INSTRUCTIONS TO FOLLOW: Determine how many lines include "type". Give the number and nothing else.

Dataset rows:
___

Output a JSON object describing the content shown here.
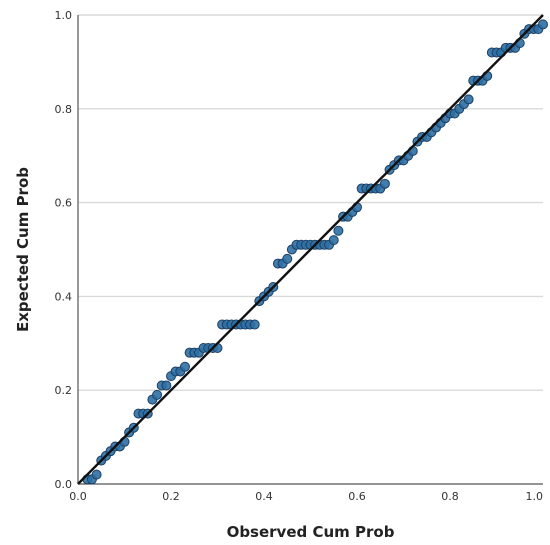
{
  "chart_data": {
    "type": "scatter",
    "title": "",
    "xlabel": "Observed Cum Prob",
    "ylabel": "Expected Cum Prob",
    "xlim": [
      0.0,
      1.0
    ],
    "ylim": [
      0.0,
      1.0
    ],
    "x_ticks": [
      "0.0",
      "0.2",
      "0.4",
      "0.6",
      "0.8",
      "1.0"
    ],
    "y_ticks": [
      "0.0",
      "0.2",
      "0.4",
      "0.6",
      "0.8",
      "1.0"
    ],
    "grid": "horizontal",
    "reference_line": {
      "from": [
        0.0,
        0.0
      ],
      "to": [
        1.0,
        1.0
      ]
    },
    "points": [
      [
        0.02,
        0.01
      ],
      [
        0.03,
        0.01
      ],
      [
        0.04,
        0.02
      ],
      [
        0.05,
        0.05
      ],
      [
        0.06,
        0.06
      ],
      [
        0.07,
        0.07
      ],
      [
        0.08,
        0.08
      ],
      [
        0.09,
        0.08
      ],
      [
        0.1,
        0.09
      ],
      [
        0.11,
        0.11
      ],
      [
        0.12,
        0.12
      ],
      [
        0.13,
        0.15
      ],
      [
        0.14,
        0.15
      ],
      [
        0.15,
        0.15
      ],
      [
        0.16,
        0.18
      ],
      [
        0.17,
        0.19
      ],
      [
        0.18,
        0.21
      ],
      [
        0.19,
        0.21
      ],
      [
        0.2,
        0.23
      ],
      [
        0.21,
        0.24
      ],
      [
        0.22,
        0.24
      ],
      [
        0.23,
        0.25
      ],
      [
        0.24,
        0.28
      ],
      [
        0.25,
        0.28
      ],
      [
        0.26,
        0.28
      ],
      [
        0.27,
        0.29
      ],
      [
        0.28,
        0.29
      ],
      [
        0.29,
        0.29
      ],
      [
        0.3,
        0.29
      ],
      [
        0.31,
        0.34
      ],
      [
        0.32,
        0.34
      ],
      [
        0.33,
        0.34
      ],
      [
        0.34,
        0.34
      ],
      [
        0.35,
        0.34
      ],
      [
        0.36,
        0.34
      ],
      [
        0.37,
        0.34
      ],
      [
        0.38,
        0.34
      ],
      [
        0.39,
        0.39
      ],
      [
        0.4,
        0.4
      ],
      [
        0.41,
        0.41
      ],
      [
        0.42,
        0.42
      ],
      [
        0.43,
        0.47
      ],
      [
        0.44,
        0.47
      ],
      [
        0.45,
        0.48
      ],
      [
        0.46,
        0.5
      ],
      [
        0.47,
        0.51
      ],
      [
        0.48,
        0.51
      ],
      [
        0.49,
        0.51
      ],
      [
        0.5,
        0.51
      ],
      [
        0.51,
        0.51
      ],
      [
        0.52,
        0.51
      ],
      [
        0.53,
        0.51
      ],
      [
        0.54,
        0.51
      ],
      [
        0.55,
        0.52
      ],
      [
        0.56,
        0.54
      ],
      [
        0.57,
        0.57
      ],
      [
        0.58,
        0.57
      ],
      [
        0.59,
        0.58
      ],
      [
        0.6,
        0.59
      ],
      [
        0.61,
        0.63
      ],
      [
        0.62,
        0.63
      ],
      [
        0.63,
        0.63
      ],
      [
        0.64,
        0.63
      ],
      [
        0.65,
        0.63
      ],
      [
        0.66,
        0.64
      ],
      [
        0.67,
        0.67
      ],
      [
        0.68,
        0.68
      ],
      [
        0.69,
        0.69
      ],
      [
        0.7,
        0.69
      ],
      [
        0.71,
        0.7
      ],
      [
        0.72,
        0.71
      ],
      [
        0.73,
        0.73
      ],
      [
        0.74,
        0.74
      ],
      [
        0.75,
        0.74
      ],
      [
        0.76,
        0.75
      ],
      [
        0.77,
        0.76
      ],
      [
        0.78,
        0.77
      ],
      [
        0.79,
        0.78
      ],
      [
        0.8,
        0.79
      ],
      [
        0.81,
        0.79
      ],
      [
        0.82,
        0.8
      ],
      [
        0.83,
        0.81
      ],
      [
        0.84,
        0.82
      ],
      [
        0.85,
        0.86
      ],
      [
        0.86,
        0.86
      ],
      [
        0.87,
        0.86
      ],
      [
        0.88,
        0.87
      ],
      [
        0.89,
        0.92
      ],
      [
        0.9,
        0.92
      ],
      [
        0.91,
        0.92
      ],
      [
        0.92,
        0.93
      ],
      [
        0.93,
        0.93
      ],
      [
        0.94,
        0.93
      ],
      [
        0.95,
        0.94
      ],
      [
        0.96,
        0.96
      ],
      [
        0.97,
        0.97
      ],
      [
        0.98,
        0.97
      ],
      [
        0.99,
        0.97
      ],
      [
        1.0,
        0.98
      ]
    ]
  },
  "colors": {
    "point_fill": "#2e6fa3",
    "point_stroke": "#1a3f66",
    "reference_line": "#111111",
    "grid": "#d9d9d9",
    "axis": "#555555"
  }
}
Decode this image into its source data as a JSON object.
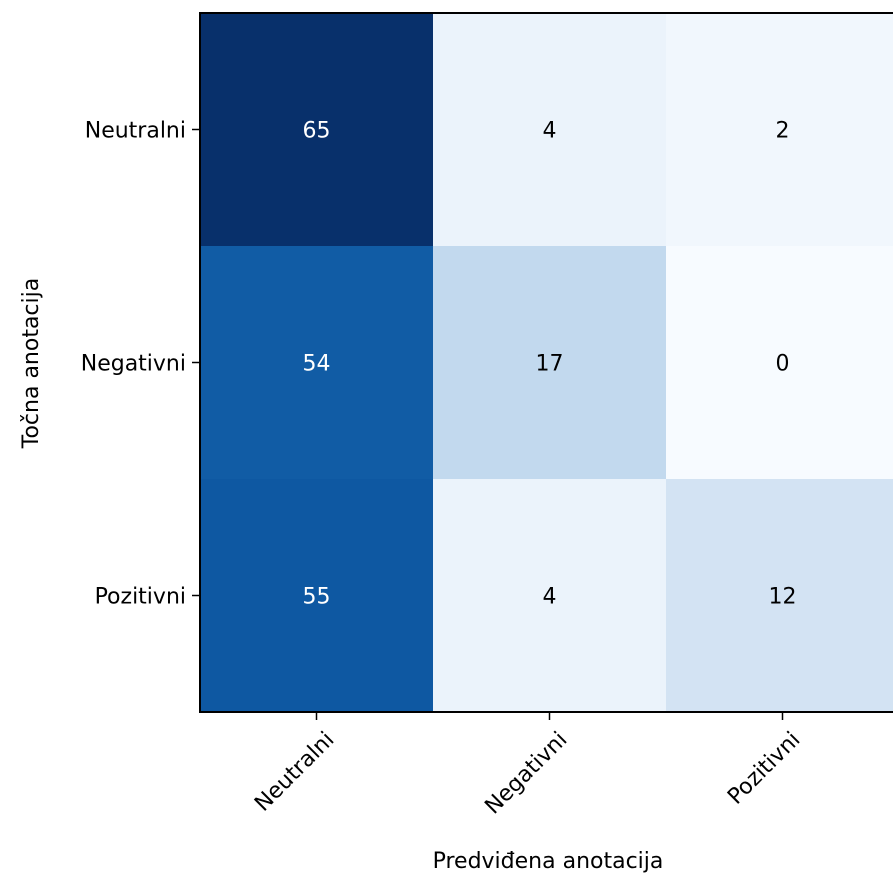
{
  "chart_data": {
    "type": "heatmap",
    "title": "",
    "xlabel": "Predviđena anotacija",
    "ylabel": "Točna anotacija",
    "x_categories": [
      "Neutralni",
      "Negativni",
      "Pozitivni"
    ],
    "y_categories": [
      "Neutralni",
      "Negativni",
      "Pozitivni"
    ],
    "values": [
      [
        65,
        4,
        2
      ],
      [
        54,
        17,
        0
      ],
      [
        55,
        4,
        12
      ]
    ],
    "value_range": [
      0,
      65
    ],
    "colormap": "Blues",
    "colorscale_stops": [
      "#f7fbff",
      "#deebf7",
      "#c6dbef",
      "#9ecae1",
      "#6baed6",
      "#4292c6",
      "#2171b5",
      "#08519c",
      "#08306b"
    ],
    "grid": false,
    "legend": "none",
    "x_tick_rotation": "45deg"
  }
}
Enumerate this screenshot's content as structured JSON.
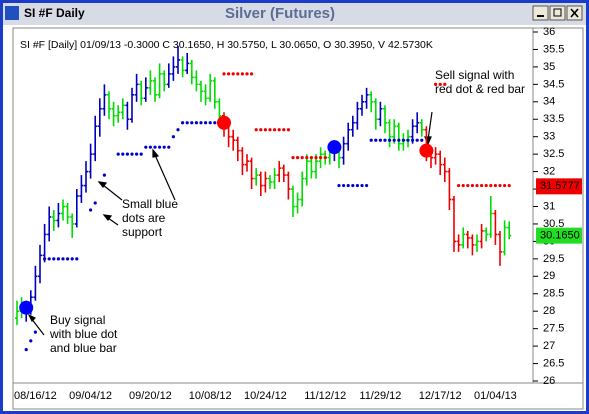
{
  "window_title": "SI #F Daily",
  "chart_data": {
    "type": "ohlc",
    "title": "Silver (Futures)",
    "info": "SI #F [Daily] 01/09/13 -0.3000 C 30.1650, H 30.5750, L 30.0650, O 30.3950, V 42.5730K",
    "ylim": [
      26,
      36
    ],
    "yticks": [
      26,
      26.5,
      27,
      27.5,
      28,
      28.5,
      29,
      29.5,
      30,
      30.5,
      31,
      31.5,
      32,
      32.5,
      33,
      33.5,
      34,
      34.5,
      35,
      35.5,
      36
    ],
    "grid": false,
    "categories": [
      null,
      null,
      null,
      null,
      "08/16/12",
      null,
      null,
      null,
      null,
      null,
      null,
      null,
      null,
      null,
      null,
      null,
      "09/04/12",
      null,
      null,
      null,
      null,
      null,
      null,
      null,
      null,
      null,
      null,
      null,
      null,
      "09/20/12",
      null,
      null,
      null,
      null,
      null,
      null,
      null,
      null,
      null,
      null,
      null,
      null,
      "10/08/12",
      null,
      null,
      null,
      null,
      null,
      null,
      null,
      null,
      null,
      null,
      null,
      "10/24/12",
      null,
      null,
      null,
      null,
      null,
      null,
      null,
      null,
      null,
      null,
      null,
      null,
      "11/12/12",
      null,
      null,
      null,
      null,
      null,
      null,
      null,
      null,
      null,
      null,
      null,
      "11/29/12",
      null,
      null,
      null,
      null,
      null,
      null,
      null,
      null,
      null,
      null,
      null,
      null,
      "12/17/12",
      null,
      null,
      null,
      null,
      null,
      null,
      null,
      null,
      null,
      null,
      null,
      "01/04/13",
      null,
      null,
      null
    ],
    "ohlc": [
      [
        27.8,
        28.3,
        27.6,
        28.0
      ],
      [
        28.0,
        28.4,
        27.8,
        28.1
      ],
      [
        28.1,
        28.3,
        27.7,
        28.0
      ],
      [
        28.0,
        28.6,
        27.9,
        28.4
      ],
      [
        28.4,
        29.3,
        28.3,
        29.0
      ],
      [
        29.0,
        29.9,
        28.8,
        29.6
      ],
      [
        29.6,
        30.5,
        29.4,
        30.2
      ],
      [
        30.2,
        31.0,
        30.0,
        30.7
      ],
      [
        30.7,
        30.9,
        30.3,
        30.6
      ],
      [
        30.6,
        31.1,
        30.4,
        30.8
      ],
      [
        30.8,
        31.2,
        30.6,
        31.0
      ],
      [
        31.0,
        31.1,
        30.5,
        30.7
      ],
      [
        30.7,
        30.8,
        30.1,
        30.5
      ],
      [
        30.5,
        31.5,
        30.4,
        31.3
      ],
      [
        31.3,
        31.9,
        31.1,
        31.6
      ],
      [
        31.6,
        32.3,
        31.4,
        32.0
      ],
      [
        32.0,
        32.8,
        31.8,
        32.5
      ],
      [
        32.5,
        33.6,
        32.3,
        33.3
      ],
      [
        33.3,
        34.1,
        33.0,
        33.8
      ],
      [
        33.8,
        34.5,
        33.6,
        34.2
      ],
      [
        34.2,
        34.3,
        33.5,
        33.8
      ],
      [
        33.8,
        34.0,
        33.3,
        33.6
      ],
      [
        33.6,
        33.9,
        33.4,
        33.7
      ],
      [
        33.7,
        34.1,
        33.5,
        33.9
      ],
      [
        33.9,
        34.0,
        33.2,
        33.5
      ],
      [
        33.5,
        34.4,
        33.4,
        34.2
      ],
      [
        34.2,
        34.8,
        34.0,
        34.5
      ],
      [
        34.5,
        34.6,
        33.9,
        34.1
      ],
      [
        34.1,
        34.7,
        34.0,
        34.4
      ],
      [
        34.4,
        34.9,
        34.2,
        34.6
      ],
      [
        34.6,
        34.7,
        34.0,
        34.2
      ],
      [
        34.2,
        35.1,
        34.1,
        34.8
      ],
      [
        34.8,
        34.9,
        34.3,
        34.5
      ],
      [
        34.5,
        35.1,
        34.4,
        34.8
      ],
      [
        34.8,
        35.3,
        34.6,
        35.0
      ],
      [
        35.0,
        35.6,
        34.8,
        35.2
      ],
      [
        35.2,
        35.3,
        34.7,
        34.9
      ],
      [
        34.9,
        35.4,
        34.8,
        35.1
      ],
      [
        35.1,
        35.2,
        34.5,
        34.7
      ],
      [
        34.7,
        34.9,
        34.3,
        34.5
      ],
      [
        34.5,
        34.6,
        34.0,
        34.3
      ],
      [
        34.3,
        34.5,
        33.9,
        34.1
      ],
      [
        34.1,
        34.8,
        34.0,
        34.6
      ],
      [
        34.6,
        34.7,
        33.8,
        34.0
      ],
      [
        34.0,
        34.1,
        33.4,
        33.6
      ],
      [
        33.6,
        33.7,
        33.0,
        33.3
      ],
      [
        33.3,
        33.4,
        32.7,
        33.0
      ],
      [
        33.0,
        33.2,
        32.6,
        32.9
      ],
      [
        32.9,
        33.0,
        32.3,
        32.6
      ],
      [
        32.6,
        32.7,
        31.9,
        32.2
      ],
      [
        32.2,
        32.5,
        32.0,
        32.3
      ],
      [
        32.3,
        32.4,
        31.5,
        31.8
      ],
      [
        31.8,
        32.1,
        31.6,
        31.9
      ],
      [
        31.9,
        32.0,
        31.3,
        31.6
      ],
      [
        31.6,
        32.0,
        31.4,
        31.8
      ],
      [
        31.8,
        31.9,
        31.5,
        31.7
      ],
      [
        31.7,
        32.1,
        31.5,
        31.9
      ],
      [
        31.9,
        32.3,
        31.7,
        32.1
      ],
      [
        32.1,
        32.2,
        31.7,
        31.9
      ],
      [
        31.9,
        32.0,
        31.2,
        31.5
      ],
      [
        31.5,
        31.6,
        30.7,
        31.0
      ],
      [
        31.0,
        31.4,
        30.8,
        31.2
      ],
      [
        31.2,
        32.0,
        31.0,
        31.8
      ],
      [
        31.8,
        32.5,
        31.6,
        32.3
      ],
      [
        32.3,
        32.4,
        31.8,
        32.0
      ],
      [
        32.0,
        32.5,
        31.8,
        32.3
      ],
      [
        32.3,
        32.7,
        32.1,
        32.5
      ],
      [
        32.5,
        32.6,
        32.2,
        32.4
      ],
      [
        32.4,
        32.8,
        32.2,
        32.6
      ],
      [
        32.6,
        32.9,
        32.3,
        32.6
      ],
      [
        32.6,
        32.7,
        32.1,
        32.4
      ],
      [
        32.4,
        33.0,
        32.2,
        32.8
      ],
      [
        32.8,
        33.4,
        32.6,
        33.2
      ],
      [
        33.2,
        33.6,
        33.0,
        33.4
      ],
      [
        33.4,
        34.0,
        33.2,
        33.8
      ],
      [
        33.8,
        34.2,
        33.6,
        34.0
      ],
      [
        34.0,
        34.4,
        33.8,
        34.2
      ],
      [
        34.2,
        34.3,
        33.7,
        34.0
      ],
      [
        34.0,
        34.1,
        33.2,
        33.5
      ],
      [
        33.5,
        34.0,
        33.3,
        33.8
      ],
      [
        33.8,
        33.9,
        33.1,
        33.4
      ],
      [
        33.4,
        33.5,
        32.7,
        33.0
      ],
      [
        33.0,
        33.5,
        32.8,
        33.3
      ],
      [
        33.3,
        33.4,
        32.6,
        32.8
      ],
      [
        32.8,
        33.1,
        32.6,
        32.9
      ],
      [
        32.9,
        33.2,
        32.7,
        33.0
      ],
      [
        33.0,
        33.5,
        32.8,
        33.3
      ],
      [
        33.3,
        33.7,
        33.1,
        33.4
      ],
      [
        33.4,
        33.5,
        33.0,
        33.2
      ],
      [
        33.2,
        33.3,
        32.3,
        32.6
      ],
      [
        32.6,
        32.7,
        32.1,
        32.4
      ],
      [
        32.4,
        32.7,
        32.2,
        32.5
      ],
      [
        32.5,
        32.6,
        31.9,
        32.2
      ],
      [
        32.2,
        32.4,
        31.7,
        32.0
      ],
      [
        32.0,
        32.1,
        30.9,
        31.2
      ],
      [
        31.2,
        31.3,
        29.7,
        30.0
      ],
      [
        30.0,
        30.2,
        29.7,
        29.9
      ],
      [
        29.9,
        30.4,
        29.8,
        30.2
      ],
      [
        30.2,
        30.3,
        29.8,
        30.1
      ],
      [
        30.1,
        30.2,
        29.6,
        29.9
      ],
      [
        29.9,
        30.2,
        29.7,
        30.0
      ],
      [
        30.0,
        30.5,
        29.8,
        30.3
      ],
      [
        30.3,
        30.4,
        30.0,
        30.2
      ],
      [
        30.2,
        31.3,
        30.1,
        30.8
      ],
      [
        30.8,
        30.9,
        29.9,
        30.2
      ],
      [
        30.2,
        30.3,
        29.3,
        29.7
      ],
      [
        29.7,
        30.6,
        29.6,
        30.4
      ],
      [
        30.395,
        30.575,
        30.065,
        30.165
      ]
    ],
    "bar_colors": [
      "#0d0",
      "#0d0",
      "#00b",
      "#00b",
      "#00b",
      "#00b",
      "#00b",
      "#00b",
      "#0d0",
      "#00b",
      "#0d0",
      "#0d0",
      "#0d0",
      "#00b",
      "#00b",
      "#00b",
      "#00b",
      "#00b",
      "#00b",
      "#00b",
      "#0d0",
      "#0d0",
      "#0d0",
      "#0d0",
      "#00b",
      "#00b",
      "#00b",
      "#0d0",
      "#00b",
      "#0d0",
      "#0d0",
      "#0d0",
      "#0d0",
      "#00b",
      "#00b",
      "#00b",
      "#0d0",
      "#00b",
      "#0d0",
      "#0d0",
      "#0d0",
      "#0d0",
      "#0d0",
      "#0d0",
      "#0d0",
      "#e00",
      "#e00",
      "#e00",
      "#e00",
      "#e00",
      "#e00",
      "#e00",
      "#0d0",
      "#e00",
      "#e00",
      "#0d0",
      "#0d0",
      "#e00",
      "#e00",
      "#e00",
      "#0d0",
      "#0d0",
      "#0d0",
      "#0d0",
      "#0d0",
      "#0d0",
      "#0d0",
      "#0d0",
      "#0d0",
      "#00b",
      "#0d0",
      "#00b",
      "#00b",
      "#00b",
      "#00b",
      "#00b",
      "#00b",
      "#0d0",
      "#0d0",
      "#00b",
      "#0d0",
      "#0d0",
      "#0d0",
      "#0d0",
      "#0d0",
      "#0d0",
      "#00b",
      "#00b",
      "#0d0",
      "#e00",
      "#e00",
      "#e00",
      "#e00",
      "#e00",
      "#e00",
      "#e00",
      "#e00",
      "#0d0",
      "#e00",
      "#e00",
      "#0d0",
      "#e00",
      "#0d0",
      "#0d0",
      "#e00",
      "#e00",
      "#0d0",
      "#0d0"
    ],
    "support_dots": {
      "color": "#0000cc",
      "values": [
        null,
        null,
        26.9,
        27.15,
        27.4,
        null,
        29.5,
        29.5,
        29.5,
        29.5,
        29.5,
        29.5,
        29.5,
        29.5,
        null,
        null,
        30.9,
        31.1,
        null,
        31.9,
        null,
        null,
        32.5,
        32.5,
        32.5,
        32.5,
        32.5,
        32.5,
        32.7,
        32.7,
        32.7,
        32.7,
        32.7,
        32.7,
        33.0,
        33.2,
        33.4,
        33.4,
        33.4,
        33.4,
        33.4,
        33.4,
        33.4,
        33.4,
        33.4,
        null,
        null,
        null,
        null,
        null,
        null,
        null,
        null,
        null,
        null,
        null,
        null,
        null,
        null,
        null,
        null,
        null,
        null,
        null,
        null,
        null,
        null,
        null,
        null,
        null,
        31.6,
        31.6,
        31.6,
        31.6,
        31.6,
        31.6,
        31.6,
        32.9,
        32.9,
        32.9,
        32.9,
        32.9,
        32.9,
        32.9,
        32.9,
        32.9,
        32.9,
        32.9,
        32.9,
        null,
        null,
        null,
        null,
        null,
        null,
        null,
        null,
        null,
        null,
        null,
        null,
        null,
        null,
        null,
        null,
        null,
        null,
        null
      ]
    },
    "resistance_dots": {
      "color": "#ee0000",
      "values": [
        null,
        null,
        null,
        null,
        null,
        null,
        null,
        null,
        null,
        null,
        null,
        null,
        null,
        null,
        null,
        null,
        null,
        null,
        null,
        null,
        null,
        null,
        null,
        null,
        null,
        null,
        null,
        null,
        null,
        null,
        null,
        null,
        null,
        null,
        null,
        null,
        null,
        null,
        null,
        null,
        null,
        null,
        null,
        null,
        null,
        34.8,
        34.8,
        34.8,
        34.8,
        34.8,
        34.8,
        34.8,
        33.2,
        33.2,
        33.2,
        33.2,
        33.2,
        33.2,
        33.2,
        33.2,
        32.4,
        32.4,
        32.4,
        32.4,
        32.4,
        32.4,
        32.4,
        32.4,
        null,
        null,
        null,
        null,
        null,
        null,
        null,
        null,
        null,
        null,
        null,
        null,
        null,
        null,
        null,
        null,
        null,
        null,
        null,
        null,
        null,
        null,
        null,
        34.5,
        34.5,
        34.5,
        null,
        null,
        31.6,
        31.6,
        31.6,
        31.6,
        31.6,
        31.6,
        31.6,
        31.6,
        31.6,
        31.6,
        31.6,
        31.6
      ]
    },
    "buy_signals": {
      "color": "#0000ff",
      "values": [
        null,
        null,
        28.1,
        null,
        null,
        null,
        null,
        null,
        null,
        null,
        null,
        null,
        null,
        null,
        null,
        null,
        null,
        null,
        null,
        null,
        null,
        null,
        null,
        null,
        null,
        null,
        null,
        null,
        null,
        null,
        null,
        null,
        null,
        null,
        null,
        null,
        null,
        null,
        null,
        null,
        null,
        null,
        null,
        null,
        null,
        null,
        null,
        null,
        null,
        null,
        null,
        null,
        null,
        null,
        null,
        null,
        null,
        null,
        null,
        null,
        null,
        null,
        null,
        null,
        null,
        null,
        null,
        null,
        null,
        32.7,
        null,
        null,
        null,
        null,
        null,
        null,
        null,
        null,
        null,
        null,
        null,
        null,
        null,
        null,
        null,
        null,
        null,
        null,
        null,
        null,
        null,
        null,
        null,
        null,
        null,
        null,
        null,
        null,
        null,
        null,
        null,
        null,
        null,
        null,
        null,
        null,
        null,
        null
      ]
    },
    "sell_signals": {
      "color": "#ff0000",
      "values": [
        null,
        null,
        null,
        null,
        null,
        null,
        null,
        null,
        null,
        null,
        null,
        null,
        null,
        null,
        null,
        null,
        null,
        null,
        null,
        null,
        null,
        null,
        null,
        null,
        null,
        null,
        null,
        null,
        null,
        null,
        null,
        null,
        null,
        null,
        null,
        null,
        null,
        null,
        null,
        null,
        null,
        null,
        null,
        null,
        null,
        33.4,
        null,
        null,
        null,
        null,
        null,
        null,
        null,
        null,
        null,
        null,
        null,
        null,
        null,
        null,
        null,
        null,
        null,
        null,
        null,
        null,
        null,
        null,
        null,
        null,
        null,
        null,
        null,
        null,
        null,
        null,
        null,
        null,
        null,
        null,
        null,
        null,
        null,
        null,
        null,
        null,
        null,
        null,
        null,
        32.6,
        null,
        null,
        null,
        null,
        null,
        null,
        null,
        null,
        null,
        null,
        null,
        null,
        null,
        null,
        null,
        null,
        null,
        null
      ]
    },
    "last_labels": [
      {
        "value": 31.5777,
        "color": "#ee0000"
      },
      {
        "value": 30.165,
        "label": "30.1650",
        "color": "#22dd22"
      }
    ],
    "annotations": [
      {
        "lines": [
          "Buy signal",
          "with blue dot",
          "and blue bar"
        ]
      },
      {
        "lines": [
          "Small blue",
          "dots are",
          "support"
        ]
      },
      {
        "lines": [
          "Sell signal with",
          "red dot & red bar"
        ]
      }
    ]
  }
}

___

RESPONSE TO THE TASK: 3